Output the material beneath this task exactly, images excluded.

[Recorded data]
════════
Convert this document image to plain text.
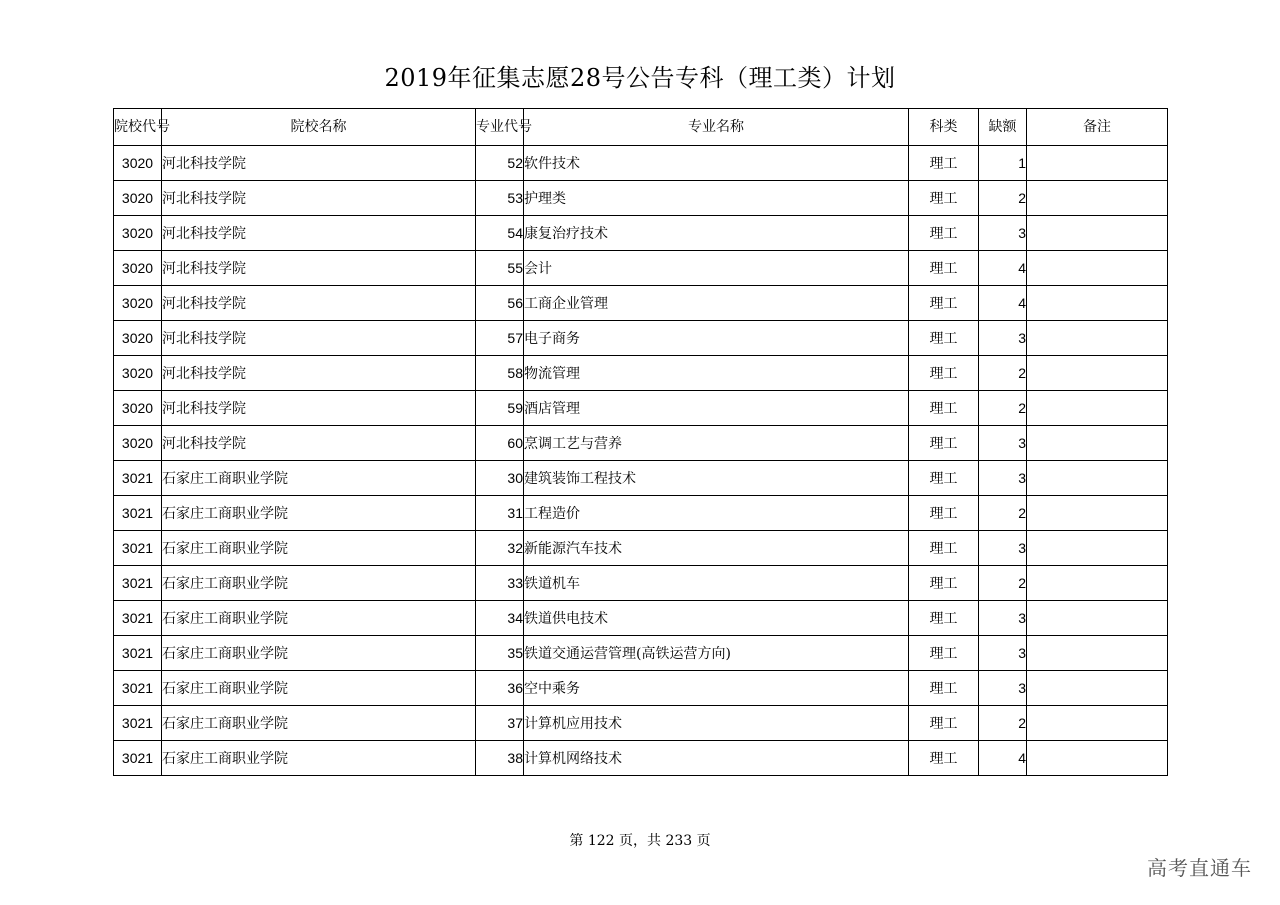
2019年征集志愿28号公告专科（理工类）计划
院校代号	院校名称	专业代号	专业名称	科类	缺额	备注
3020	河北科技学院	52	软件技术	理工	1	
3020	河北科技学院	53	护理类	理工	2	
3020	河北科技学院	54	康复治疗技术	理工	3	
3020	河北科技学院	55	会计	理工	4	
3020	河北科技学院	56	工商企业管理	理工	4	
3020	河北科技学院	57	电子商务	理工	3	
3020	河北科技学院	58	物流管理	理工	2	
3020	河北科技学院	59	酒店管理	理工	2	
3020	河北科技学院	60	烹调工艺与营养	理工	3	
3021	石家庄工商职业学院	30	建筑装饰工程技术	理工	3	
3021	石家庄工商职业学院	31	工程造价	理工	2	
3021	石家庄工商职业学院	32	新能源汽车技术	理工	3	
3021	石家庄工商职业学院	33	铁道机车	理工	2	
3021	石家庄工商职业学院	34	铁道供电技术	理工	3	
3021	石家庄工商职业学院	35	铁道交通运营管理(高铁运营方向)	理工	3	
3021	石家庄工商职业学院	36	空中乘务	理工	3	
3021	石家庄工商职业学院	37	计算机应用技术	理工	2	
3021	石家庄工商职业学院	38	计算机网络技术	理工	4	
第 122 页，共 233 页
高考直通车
════════
* [WRITTEN SOLUTION]
Convert this document image to plain text.
2019年征集志愿28号公告专科（理工类）计划
院校代号	院校名称	专业代号	专业名称	科类	缺额	备注
3020	河北科技学院	52	软件技术	理工	1	
3020	河北科技学院	53	护理类	理工	2	
3020	河北科技学院	54	康复治疗技术	理工	3	
3020	河北科技学院	55	会计	理工	4	
3020	河北科技学院	56	工商企业管理	理工	4	
3020	河北科技学院	57	电子商务	理工	3	
3020	河北科技学院	58	物流管理	理工	2	
3020	河北科技学院	59	酒店管理	理工	2	
3020	河北科技学院	60	烹调工艺与营养	理工	3	
3021	石家庄工商职业学院	30	建筑装饰工程技术	理工	3	
3021	石家庄工商职业学院	31	工程造价	理工	2	
3021	石家庄工商职业学院	32	新能源汽车技术	理工	3	
3021	石家庄工商职业学院	33	铁道机车	理工	2	
3021	石家庄工商职业学院	34	铁道供电技术	理工	3	
3021	石家庄工商职业学院	35	铁道交通运营管理(高铁运营方向)	理工	3	
3021	石家庄工商职业学院	36	空中乘务	理工	3	
3021	石家庄工商职业学院	37	计算机应用技术	理工	2	
3021	石家庄工商职业学院	38	计算机网络技术	理工	4	
第 122 页，共 233 页
高考直通车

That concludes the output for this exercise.